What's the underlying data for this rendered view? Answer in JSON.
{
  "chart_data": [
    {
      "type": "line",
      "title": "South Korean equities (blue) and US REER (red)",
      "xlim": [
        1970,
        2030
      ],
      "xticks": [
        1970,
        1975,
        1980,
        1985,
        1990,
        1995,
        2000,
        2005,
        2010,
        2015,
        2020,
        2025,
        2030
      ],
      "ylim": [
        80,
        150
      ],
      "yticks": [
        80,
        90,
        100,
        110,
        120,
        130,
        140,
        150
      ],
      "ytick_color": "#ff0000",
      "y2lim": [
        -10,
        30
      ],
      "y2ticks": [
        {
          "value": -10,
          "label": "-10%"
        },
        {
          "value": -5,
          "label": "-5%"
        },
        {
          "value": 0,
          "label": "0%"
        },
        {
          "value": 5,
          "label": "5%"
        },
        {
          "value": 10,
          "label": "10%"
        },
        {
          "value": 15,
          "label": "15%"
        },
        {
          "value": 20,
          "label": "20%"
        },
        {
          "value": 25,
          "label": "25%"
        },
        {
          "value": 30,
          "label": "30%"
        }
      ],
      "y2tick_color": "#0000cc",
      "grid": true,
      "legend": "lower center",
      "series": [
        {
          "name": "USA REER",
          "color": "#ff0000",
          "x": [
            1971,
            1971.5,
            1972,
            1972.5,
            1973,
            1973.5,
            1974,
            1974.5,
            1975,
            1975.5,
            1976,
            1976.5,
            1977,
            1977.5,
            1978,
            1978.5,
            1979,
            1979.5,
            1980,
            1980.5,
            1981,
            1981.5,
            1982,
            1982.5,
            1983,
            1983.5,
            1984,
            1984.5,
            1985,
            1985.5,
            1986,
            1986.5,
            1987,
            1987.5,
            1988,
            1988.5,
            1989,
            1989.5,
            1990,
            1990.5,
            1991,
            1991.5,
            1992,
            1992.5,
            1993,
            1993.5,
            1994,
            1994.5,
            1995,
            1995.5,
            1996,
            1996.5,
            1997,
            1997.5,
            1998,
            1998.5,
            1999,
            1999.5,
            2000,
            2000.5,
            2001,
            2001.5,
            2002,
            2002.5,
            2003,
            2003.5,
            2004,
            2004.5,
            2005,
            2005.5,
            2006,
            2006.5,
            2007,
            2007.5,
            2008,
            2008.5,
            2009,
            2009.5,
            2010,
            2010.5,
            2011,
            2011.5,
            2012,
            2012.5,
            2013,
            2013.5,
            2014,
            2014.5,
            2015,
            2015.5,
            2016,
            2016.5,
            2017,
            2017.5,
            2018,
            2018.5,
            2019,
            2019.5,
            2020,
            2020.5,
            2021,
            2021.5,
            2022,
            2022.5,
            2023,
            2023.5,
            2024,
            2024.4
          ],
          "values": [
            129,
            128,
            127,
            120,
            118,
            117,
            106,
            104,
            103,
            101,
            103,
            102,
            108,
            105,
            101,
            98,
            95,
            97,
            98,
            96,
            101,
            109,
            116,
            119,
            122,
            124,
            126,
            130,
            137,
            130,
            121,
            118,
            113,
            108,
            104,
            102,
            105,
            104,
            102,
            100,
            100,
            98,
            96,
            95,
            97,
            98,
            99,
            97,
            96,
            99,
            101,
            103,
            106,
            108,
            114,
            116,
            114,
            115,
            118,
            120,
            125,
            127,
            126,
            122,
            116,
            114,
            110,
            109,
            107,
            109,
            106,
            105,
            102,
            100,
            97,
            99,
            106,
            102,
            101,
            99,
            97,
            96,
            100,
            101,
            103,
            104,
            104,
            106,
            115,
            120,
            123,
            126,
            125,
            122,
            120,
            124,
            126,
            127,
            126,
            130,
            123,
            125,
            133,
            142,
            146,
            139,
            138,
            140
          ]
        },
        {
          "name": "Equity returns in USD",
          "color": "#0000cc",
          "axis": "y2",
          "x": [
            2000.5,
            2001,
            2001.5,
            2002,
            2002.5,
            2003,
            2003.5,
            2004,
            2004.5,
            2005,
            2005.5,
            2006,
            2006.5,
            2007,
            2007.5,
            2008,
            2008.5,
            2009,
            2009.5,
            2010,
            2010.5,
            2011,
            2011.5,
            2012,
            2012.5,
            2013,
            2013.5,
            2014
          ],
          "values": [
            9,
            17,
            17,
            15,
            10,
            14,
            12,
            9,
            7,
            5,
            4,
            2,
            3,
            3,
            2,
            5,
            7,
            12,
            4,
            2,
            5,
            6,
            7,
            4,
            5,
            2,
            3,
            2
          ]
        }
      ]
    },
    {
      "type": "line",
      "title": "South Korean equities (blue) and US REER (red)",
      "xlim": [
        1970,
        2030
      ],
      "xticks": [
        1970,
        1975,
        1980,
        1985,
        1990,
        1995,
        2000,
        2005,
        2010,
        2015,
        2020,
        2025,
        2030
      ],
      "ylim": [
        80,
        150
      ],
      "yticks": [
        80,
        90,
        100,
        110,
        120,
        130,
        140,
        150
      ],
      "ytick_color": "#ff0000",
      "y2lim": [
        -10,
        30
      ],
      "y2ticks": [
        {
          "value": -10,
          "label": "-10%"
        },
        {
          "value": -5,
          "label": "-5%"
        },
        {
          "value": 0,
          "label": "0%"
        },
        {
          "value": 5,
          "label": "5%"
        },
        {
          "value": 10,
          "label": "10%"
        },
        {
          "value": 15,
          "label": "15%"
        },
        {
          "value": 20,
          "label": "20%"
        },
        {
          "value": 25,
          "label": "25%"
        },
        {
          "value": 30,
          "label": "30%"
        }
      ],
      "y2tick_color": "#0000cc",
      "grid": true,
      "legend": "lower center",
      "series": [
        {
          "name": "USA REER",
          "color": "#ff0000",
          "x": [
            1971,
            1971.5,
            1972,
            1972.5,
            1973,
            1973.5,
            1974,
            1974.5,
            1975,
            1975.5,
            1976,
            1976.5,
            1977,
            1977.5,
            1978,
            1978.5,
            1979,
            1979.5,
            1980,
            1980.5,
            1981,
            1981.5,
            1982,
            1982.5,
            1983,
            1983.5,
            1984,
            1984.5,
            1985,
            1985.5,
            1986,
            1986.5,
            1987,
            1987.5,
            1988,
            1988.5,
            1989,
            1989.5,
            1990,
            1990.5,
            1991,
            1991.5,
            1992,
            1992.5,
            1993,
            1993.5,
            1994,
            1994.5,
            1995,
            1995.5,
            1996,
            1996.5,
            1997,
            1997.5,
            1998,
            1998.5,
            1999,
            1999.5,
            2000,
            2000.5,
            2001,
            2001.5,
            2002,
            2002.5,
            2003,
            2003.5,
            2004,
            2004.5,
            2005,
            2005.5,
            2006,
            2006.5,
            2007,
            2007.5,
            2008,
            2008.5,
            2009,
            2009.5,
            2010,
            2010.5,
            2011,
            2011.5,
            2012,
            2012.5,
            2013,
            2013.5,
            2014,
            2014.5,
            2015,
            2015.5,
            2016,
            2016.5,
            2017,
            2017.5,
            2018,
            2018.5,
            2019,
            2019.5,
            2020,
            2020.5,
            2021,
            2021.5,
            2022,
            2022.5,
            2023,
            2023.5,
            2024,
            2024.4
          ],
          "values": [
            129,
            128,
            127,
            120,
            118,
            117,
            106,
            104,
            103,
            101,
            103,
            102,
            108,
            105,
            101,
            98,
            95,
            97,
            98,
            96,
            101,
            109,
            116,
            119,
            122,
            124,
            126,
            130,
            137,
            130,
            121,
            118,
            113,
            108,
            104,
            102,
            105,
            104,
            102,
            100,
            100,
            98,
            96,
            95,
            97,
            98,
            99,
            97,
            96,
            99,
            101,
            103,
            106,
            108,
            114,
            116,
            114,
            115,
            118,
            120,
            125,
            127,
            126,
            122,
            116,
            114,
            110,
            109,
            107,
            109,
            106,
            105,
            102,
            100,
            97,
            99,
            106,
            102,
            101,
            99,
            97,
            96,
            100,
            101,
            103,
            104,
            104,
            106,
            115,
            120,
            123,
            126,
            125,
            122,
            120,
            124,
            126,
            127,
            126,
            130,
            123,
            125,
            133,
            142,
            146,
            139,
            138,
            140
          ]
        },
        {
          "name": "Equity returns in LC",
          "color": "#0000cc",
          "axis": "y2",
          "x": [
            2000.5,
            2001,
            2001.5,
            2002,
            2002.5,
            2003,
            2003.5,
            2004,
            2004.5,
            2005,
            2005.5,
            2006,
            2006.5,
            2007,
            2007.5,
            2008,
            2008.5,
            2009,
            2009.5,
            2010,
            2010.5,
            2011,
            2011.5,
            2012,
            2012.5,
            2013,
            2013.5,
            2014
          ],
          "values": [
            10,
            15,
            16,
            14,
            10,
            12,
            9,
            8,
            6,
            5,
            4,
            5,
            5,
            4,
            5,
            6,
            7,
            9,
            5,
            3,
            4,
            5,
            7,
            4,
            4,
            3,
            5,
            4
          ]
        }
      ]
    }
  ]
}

**********

■ WRITTEN INSTRUCTION
Out of the preceding entries, pull every line containing the string "returns".

■ THE RESPONSE
          "name": "Equity returns in USD",
          "name": "Equity returns in LC",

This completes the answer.